::: RECORDS FOR PROCESSING

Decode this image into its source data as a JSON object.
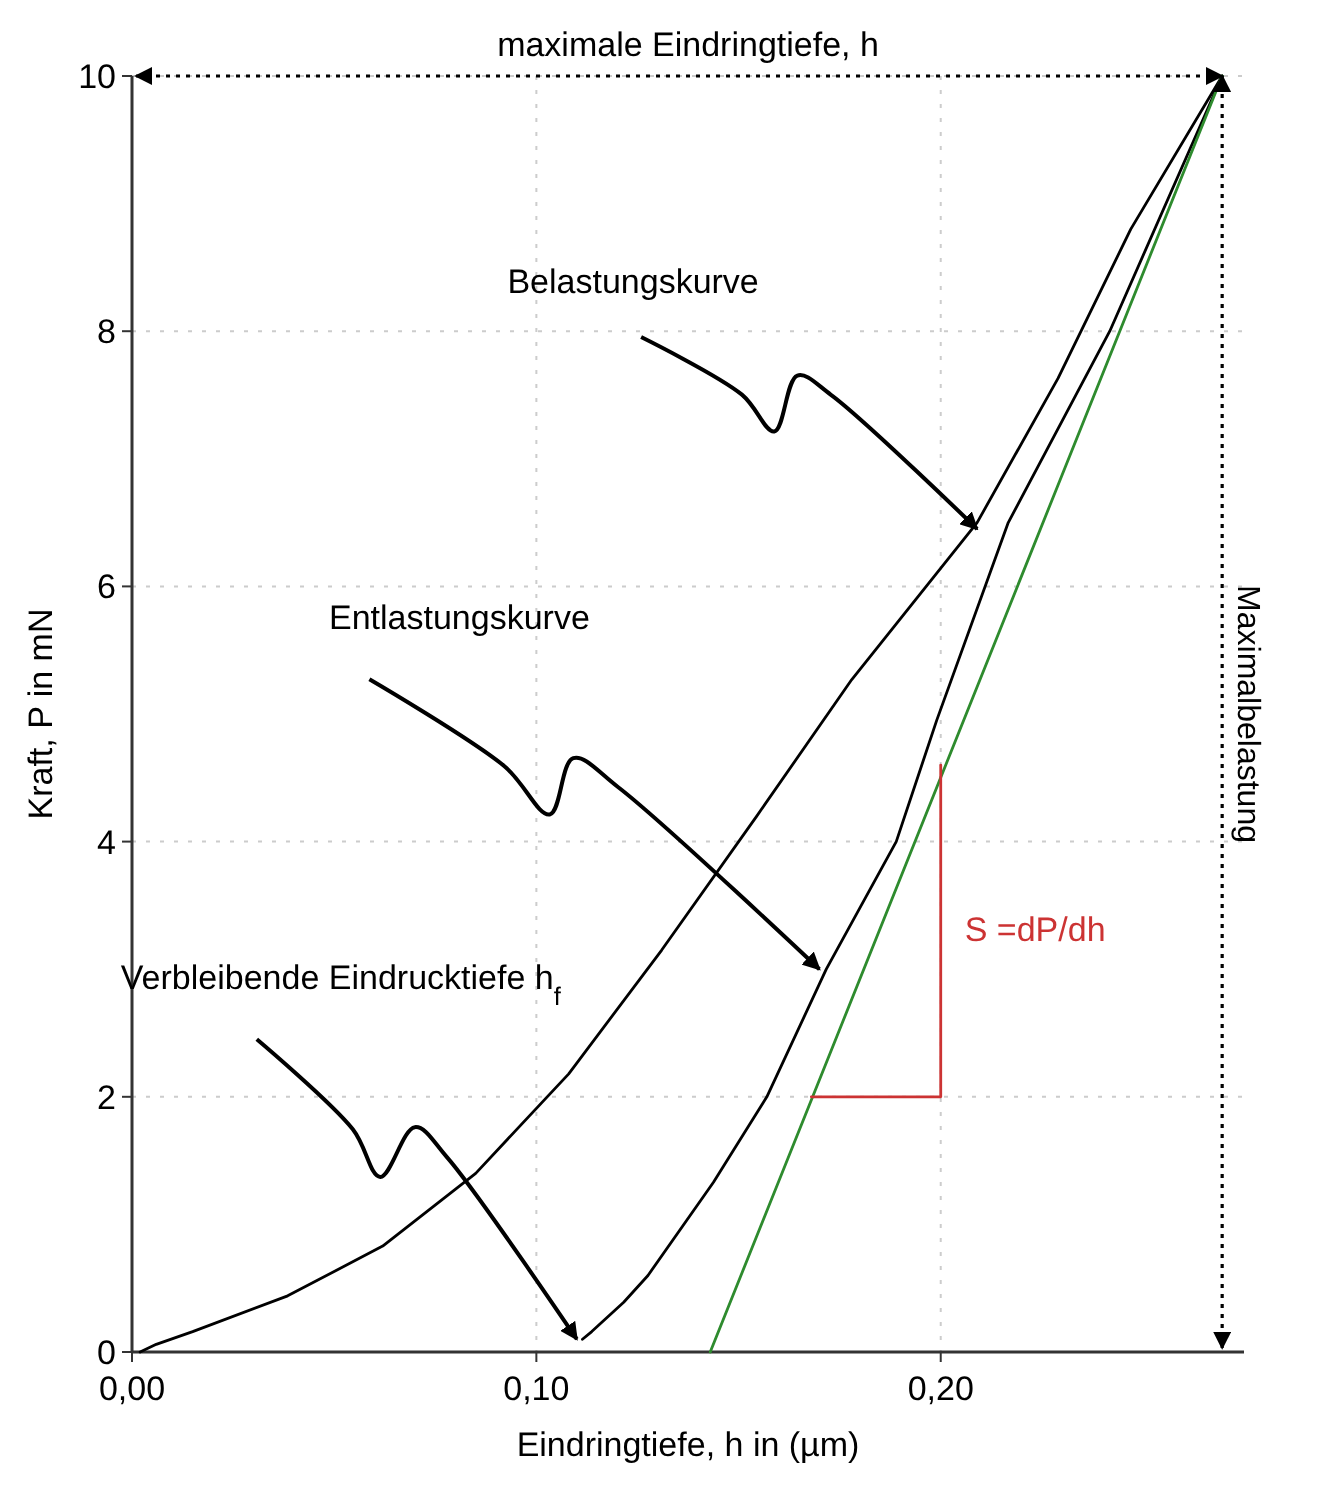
{
  "chart_data": {
    "type": "line",
    "xlabel": "Eindringtiefe, h in (µm)",
    "ylabel": "Kraft, P in mN",
    "xlim": [
      0,
      0.275
    ],
    "ylim": [
      0,
      10
    ],
    "xticks": [
      {
        "value": 0,
        "label": "0,00"
      },
      {
        "value": 0.1,
        "label": "0,10"
      },
      {
        "value": 0.2,
        "label": "0,20"
      }
    ],
    "yticks": [
      0,
      2,
      4,
      6,
      8,
      10
    ],
    "grid": true,
    "line_style": "solid",
    "marker": "none",
    "series": [
      {
        "color": "#000000",
        "x": [
          0.002,
          0.006,
          0.015,
          0.0385,
          0.062,
          0.085,
          0.108,
          0.131,
          0.1545,
          0.178,
          0.209,
          0.229,
          0.247,
          0.2696
        ],
        "values": [
          0,
          0.06,
          0.16,
          0.44,
          0.83,
          1.4,
          2.18,
          3.15,
          4.2,
          5.27,
          6.5,
          7.63,
          8.8,
          10
        ]
      },
      {
        "color": "#000000",
        "x": [
          0.2696,
          0.2418,
          0.2167,
          0.199,
          0.189,
          0.1717,
          0.157,
          0.1438,
          0.1276,
          0.1216,
          0.1137,
          0.1114
        ],
        "values": [
          10,
          8,
          6.5,
          4.95,
          4,
          3,
          2,
          1.33,
          0.6,
          0.39,
          0.16,
          0.1
        ]
      },
      {
        "color": "#2e8b2e",
        "x": [
          0.143,
          0.2696
        ],
        "values": [
          0,
          10
        ]
      },
      {
        "color": "#cc3333",
        "x": [
          0.168,
          0.2,
          0.2
        ],
        "values": [
          2,
          2,
          4.6
        ]
      }
    ],
    "ref_lines": [
      {
        "axis": "y",
        "value": 10,
        "label": "maximale Eindringtiefe, h",
        "line_style": "dotted",
        "color": "#000000"
      },
      {
        "axis": "x",
        "value": 0.2696,
        "label": "Maximalbelastung",
        "line_style": "dotted",
        "color": "#000000"
      }
    ],
    "annotations": [
      {
        "text": "Belastungskurve",
        "x": 0.209,
        "y": 6.45
      },
      {
        "text": "Entlastungskurve",
        "x": 0.17,
        "y": 3.0
      },
      {
        "text": "Verbleibende Eindrucktiefe h$_{f}$",
        "x": 0.11,
        "y": 0.1
      },
      {
        "text": "S =dP/dh",
        "x": 0.2,
        "y": 3.3
      }
    ]
  }
}
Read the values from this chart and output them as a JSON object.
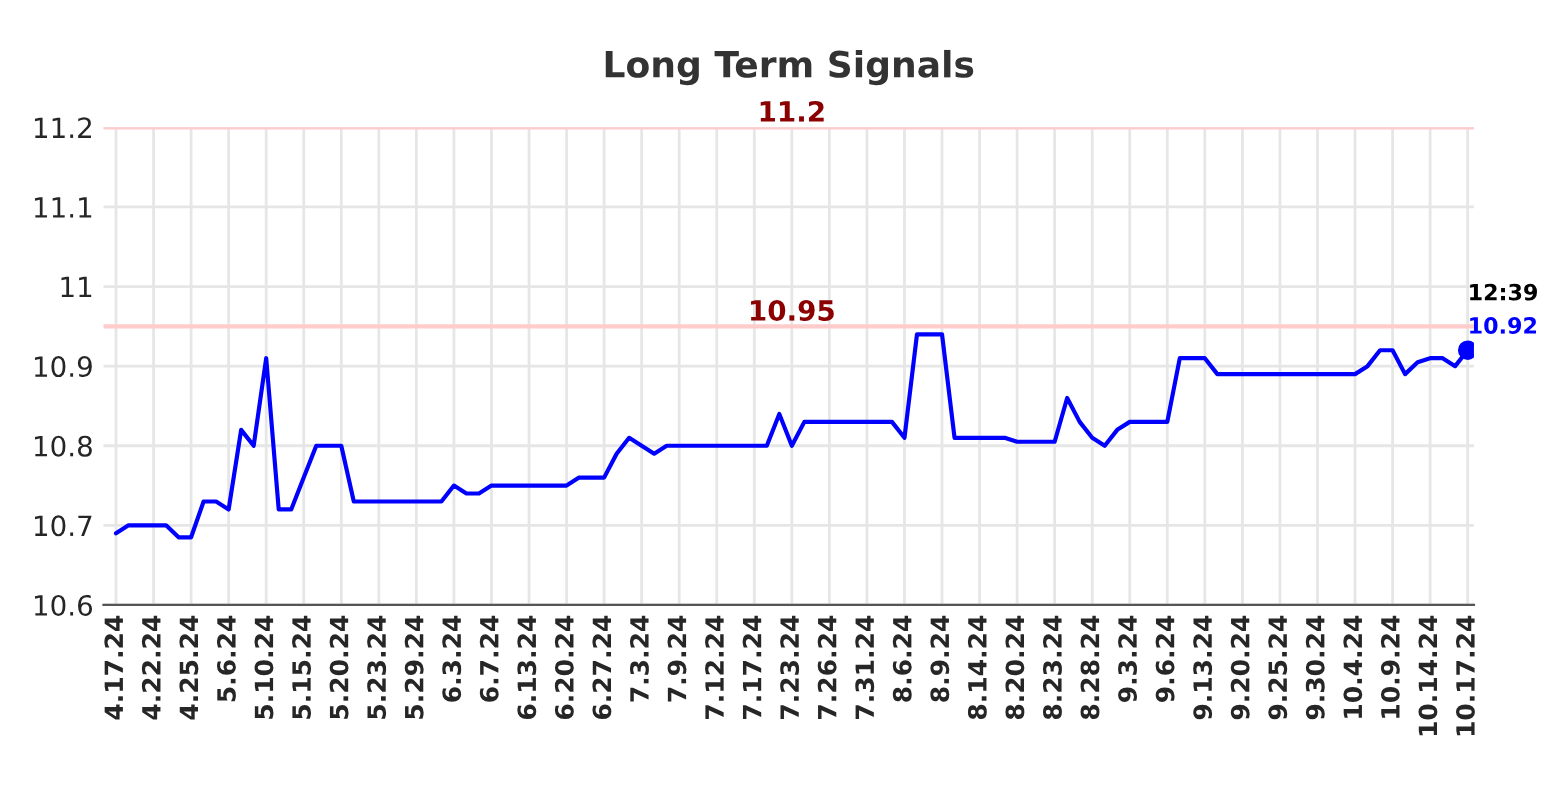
{
  "chart_data": {
    "type": "line",
    "title": "Long Term Signals",
    "categories": [
      "4.17.24",
      null,
      null,
      "4.22.24",
      null,
      null,
      "4.25.24",
      null,
      null,
      "5.6.24",
      null,
      null,
      "5.10.24",
      null,
      null,
      "5.15.24",
      null,
      null,
      "5.20.24",
      null,
      null,
      "5.23.24",
      null,
      null,
      "5.29.24",
      null,
      null,
      "6.3.24",
      null,
      null,
      "6.7.24",
      null,
      null,
      "6.13.24",
      null,
      null,
      "6.20.24",
      null,
      null,
      "6.27.24",
      null,
      null,
      "7.3.24",
      null,
      null,
      "7.9.24",
      null,
      null,
      "7.12.24",
      null,
      null,
      "7.17.24",
      null,
      null,
      "7.23.24",
      null,
      null,
      "7.26.24",
      null,
      null,
      "7.31.24",
      null,
      null,
      "8.6.24",
      null,
      null,
      "8.9.24",
      null,
      null,
      "8.14.24",
      null,
      null,
      "8.20.24",
      null,
      null,
      "8.23.24",
      null,
      null,
      "8.28.24",
      null,
      null,
      "9.3.24",
      null,
      null,
      "9.6.24",
      null,
      null,
      "9.13.24",
      null,
      null,
      "9.20.24",
      null,
      null,
      "9.25.24",
      null,
      null,
      "9.30.24",
      null,
      null,
      "10.4.24",
      null,
      null,
      "10.9.24",
      null,
      null,
      "10.14.24",
      null,
      null,
      "10.17.24"
    ],
    "series": [
      {
        "color": "#0000ff",
        "values": [
          10.69,
          10.7,
          10.7,
          10.7,
          10.7,
          10.685,
          10.685,
          10.73,
          10.73,
          10.72,
          10.82,
          10.8,
          10.91,
          10.72,
          10.72,
          10.76,
          10.8,
          10.8,
          10.8,
          10.73,
          10.73,
          10.73,
          10.73,
          10.73,
          10.73,
          10.73,
          10.73,
          10.75,
          10.74,
          10.74,
          10.75,
          10.75,
          10.75,
          10.75,
          10.75,
          10.75,
          10.75,
          10.76,
          10.76,
          10.76,
          10.79,
          10.81,
          10.8,
          10.79,
          10.8,
          10.8,
          10.8,
          10.8,
          10.8,
          10.8,
          10.8,
          10.8,
          10.8,
          10.84,
          10.8,
          10.83,
          10.83,
          10.83,
          10.83,
          10.83,
          10.83,
          10.83,
          10.83,
          10.81,
          10.94,
          10.94,
          10.94,
          10.81,
          10.81,
          10.81,
          10.81,
          10.81,
          10.805,
          10.805,
          10.805,
          10.805,
          10.86,
          10.83,
          10.81,
          10.8,
          10.82,
          10.83,
          10.83,
          10.83,
          10.83,
          10.91,
          10.91,
          10.91,
          10.89,
          10.89,
          10.89,
          10.89,
          10.89,
          10.89,
          10.89,
          10.89,
          10.89,
          10.89,
          10.89,
          10.89,
          10.9,
          10.92,
          10.92,
          10.89,
          10.905,
          10.91,
          10.91,
          10.9,
          10.92
        ]
      }
    ],
    "ylim": [
      10.6,
      11.2
    ],
    "yticks": [
      10.6,
      10.7,
      10.8,
      10.9,
      11,
      11.1,
      11.2
    ],
    "ref_lines": [
      {
        "axis": "y",
        "value": 11.2,
        "label": "11.2",
        "color": "#ffcccc"
      },
      {
        "axis": "y",
        "value": 10.95,
        "label": "10.95",
        "color": "#ffcccc"
      }
    ],
    "annotations": [
      {
        "text": "12:39",
        "x": "10.17.24",
        "y": 10.92
      },
      {
        "text": "10.92",
        "x": "10.17.24",
        "y": 10.92
      }
    ],
    "grid": true,
    "marker": "none",
    "line_style": "solid"
  }
}
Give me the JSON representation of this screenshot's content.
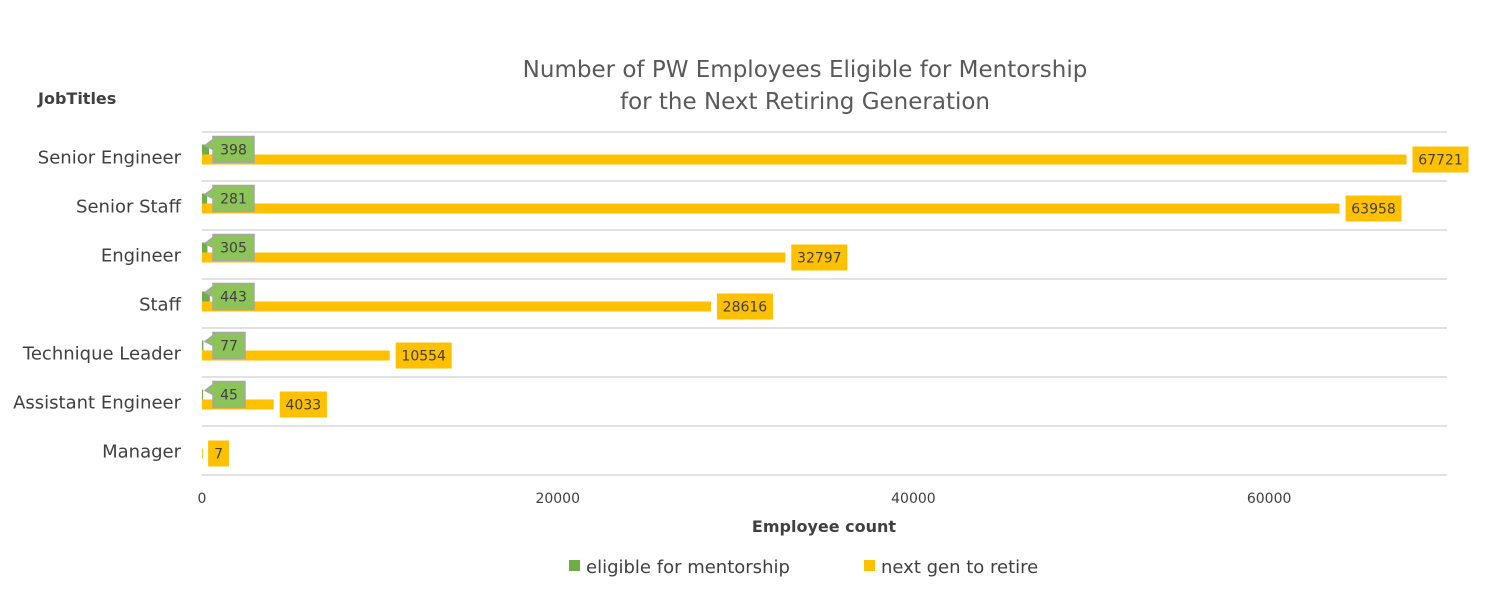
{
  "chart_data": {
    "type": "bar",
    "orientation": "horizontal",
    "title_lines": [
      "Number of PW Employees Eligible for Mentorship",
      "for the Next Retiring Generation"
    ],
    "ylabel": "JobTitles",
    "xlabel": "Employee count",
    "categories": [
      "Senior Engineer",
      "Senior Staff",
      "Engineer",
      "Staff",
      "Technique Leader",
      "Assistant Engineer",
      "Manager"
    ],
    "series": [
      {
        "name": "eligible for mentorship",
        "color": "#70AD47",
        "values": [
          398,
          281,
          305,
          443,
          77,
          45,
          0
        ],
        "show_labels": [
          true,
          true,
          true,
          true,
          true,
          true,
          false
        ]
      },
      {
        "name": "next gen to retire",
        "color": "#FFC000",
        "values": [
          67721,
          63958,
          32797,
          28616,
          10554,
          4033,
          7
        ],
        "show_labels": [
          true,
          true,
          true,
          true,
          true,
          true,
          true
        ]
      }
    ],
    "xlim": [
      0,
      70000
    ],
    "xticks": [
      0,
      20000,
      40000,
      60000
    ],
    "xtick_labels": [
      "0",
      "20000",
      "40000",
      "60000"
    ],
    "grid": "horizontal",
    "legend_position": "bottom"
  }
}
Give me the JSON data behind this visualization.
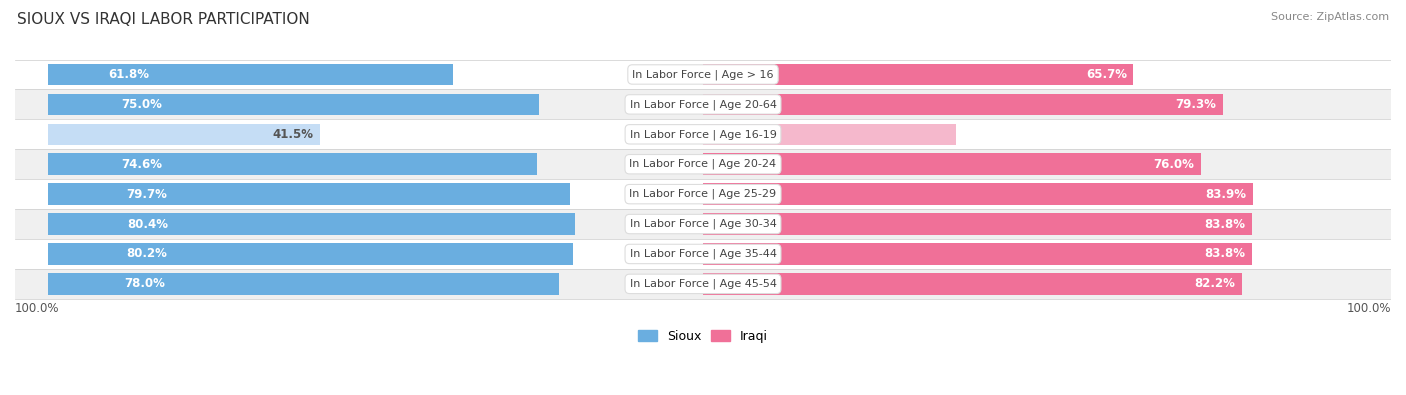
{
  "title": "SIOUX VS IRAQI LABOR PARTICIPATION",
  "source": "Source: ZipAtlas.com",
  "categories": [
    "In Labor Force | Age > 16",
    "In Labor Force | Age 20-64",
    "In Labor Force | Age 16-19",
    "In Labor Force | Age 20-24",
    "In Labor Force | Age 25-29",
    "In Labor Force | Age 30-34",
    "In Labor Force | Age 35-44",
    "In Labor Force | Age 45-54"
  ],
  "sioux_values": [
    61.8,
    75.0,
    41.5,
    74.6,
    79.7,
    80.4,
    80.2,
    78.0
  ],
  "iraqi_values": [
    65.7,
    79.3,
    38.6,
    76.0,
    83.9,
    83.8,
    83.8,
    82.2
  ],
  "sioux_color": "#6AAEE0",
  "sioux_color_light": "#C5DDF5",
  "iraqi_color": "#F07098",
  "iraqi_color_light": "#F5B8CC",
  "bg_color": "#FFFFFF",
  "row_color_odd": "#FFFFFF",
  "row_color_even": "#F0F0F0",
  "label_fontsize": 8.5,
  "cat_fontsize": 8,
  "title_fontsize": 11,
  "source_fontsize": 8
}
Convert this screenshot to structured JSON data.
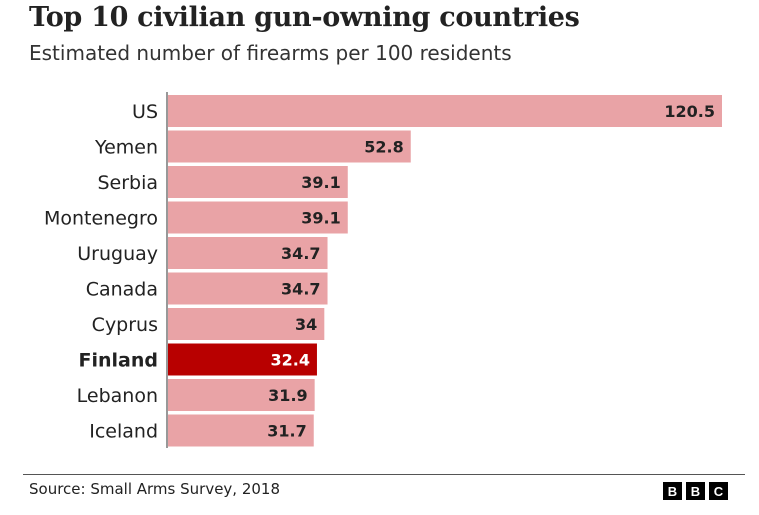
{
  "chart_data": {
    "type": "bar",
    "orientation": "horizontal",
    "title": "Top 10 civilian gun-owning countries",
    "subtitle": "Estimated number of firearms per 100 residents",
    "categories": [
      "US",
      "Yemen",
      "Serbia",
      "Montenegro",
      "Uruguay",
      "Canada",
      "Cyprus",
      "Finland",
      "Lebanon",
      "Iceland"
    ],
    "values": [
      120.5,
      52.8,
      39.1,
      39.1,
      34.7,
      34.7,
      34,
      32.4,
      31.9,
      31.7
    ],
    "value_labels": [
      "120.5",
      "52.8",
      "39.1",
      "39.1",
      "34.7",
      "34.7",
      "34",
      "32.4",
      "31.9",
      "31.7"
    ],
    "highlight": "Finland",
    "xlim": [
      0,
      120.5
    ],
    "grid": false,
    "colors": {
      "bar": "#e9a3a6",
      "highlight": "#b80000",
      "label_dark": "#222222",
      "label_light": "#ffffff"
    }
  },
  "footer": {
    "source": "Source: Small Arms Survey, 2018",
    "logo": [
      "B",
      "B",
      "C"
    ]
  }
}
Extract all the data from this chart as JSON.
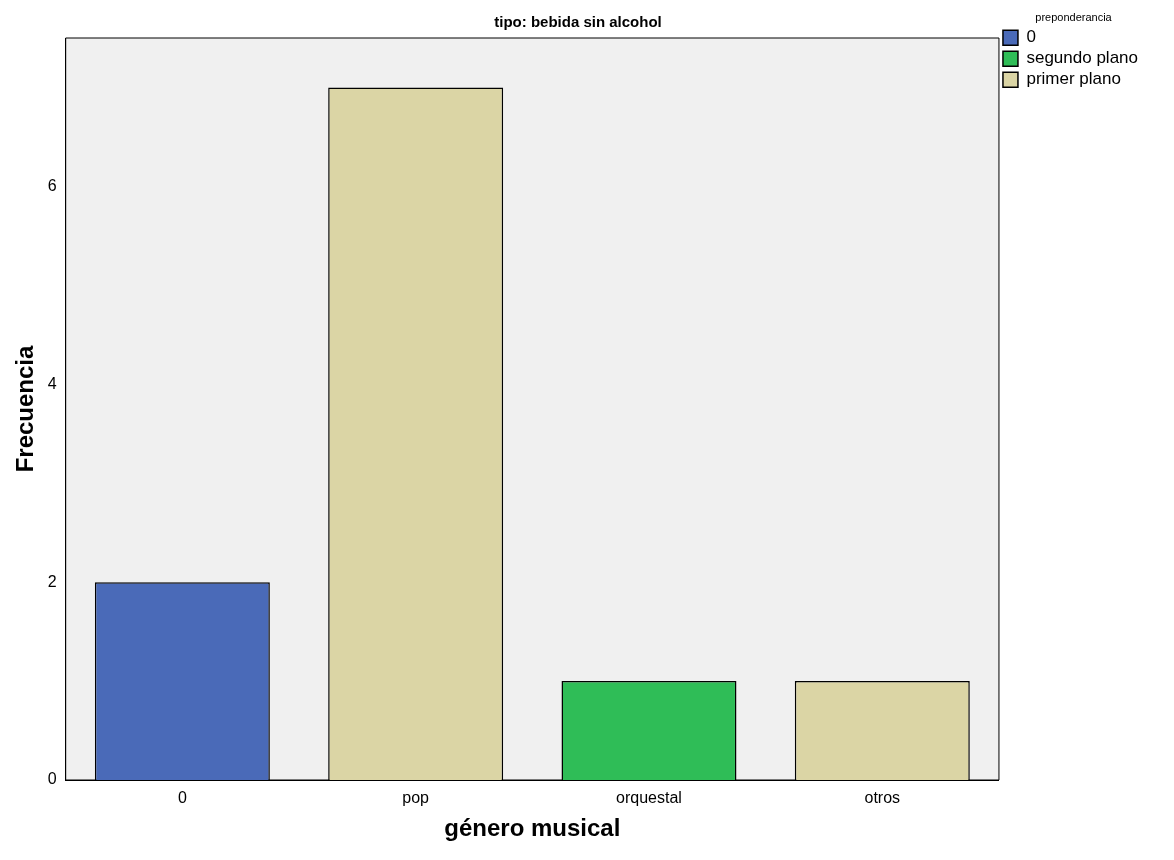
{
  "chart_data": {
    "type": "bar",
    "title": "tipo: bebida sin alcohol",
    "xlabel": "género musical",
    "ylabel": "Frecuencia",
    "legend_title": "preponderancia",
    "categories": [
      "0",
      "pop",
      "orquestal",
      "otros"
    ],
    "series": [
      {
        "name": "0",
        "color": "#4a6ab8",
        "values": [
          2,
          null,
          null,
          null
        ]
      },
      {
        "name": "segundo plano",
        "color": "#2fbd57",
        "values": [
          null,
          null,
          1,
          null
        ]
      },
      {
        "name": "primer plano",
        "color": "#dbd5a5",
        "values": [
          null,
          7,
          null,
          1
        ]
      }
    ],
    "stacked": true,
    "ylim": [
      0,
      7.5
    ],
    "yticks": [
      0,
      2,
      4,
      6
    ],
    "grid": false,
    "legend": "top right"
  }
}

::::::

▶ _WRITTEN REQUEST_
Which lines contain the word "Eindringtiefe"? Copy each of them.

▶ _RESULT OF THIS TASK_
    "xlabel": "Eindringtiefe, h in (µm)",
        "label": "maximale Eindringtiefe, h",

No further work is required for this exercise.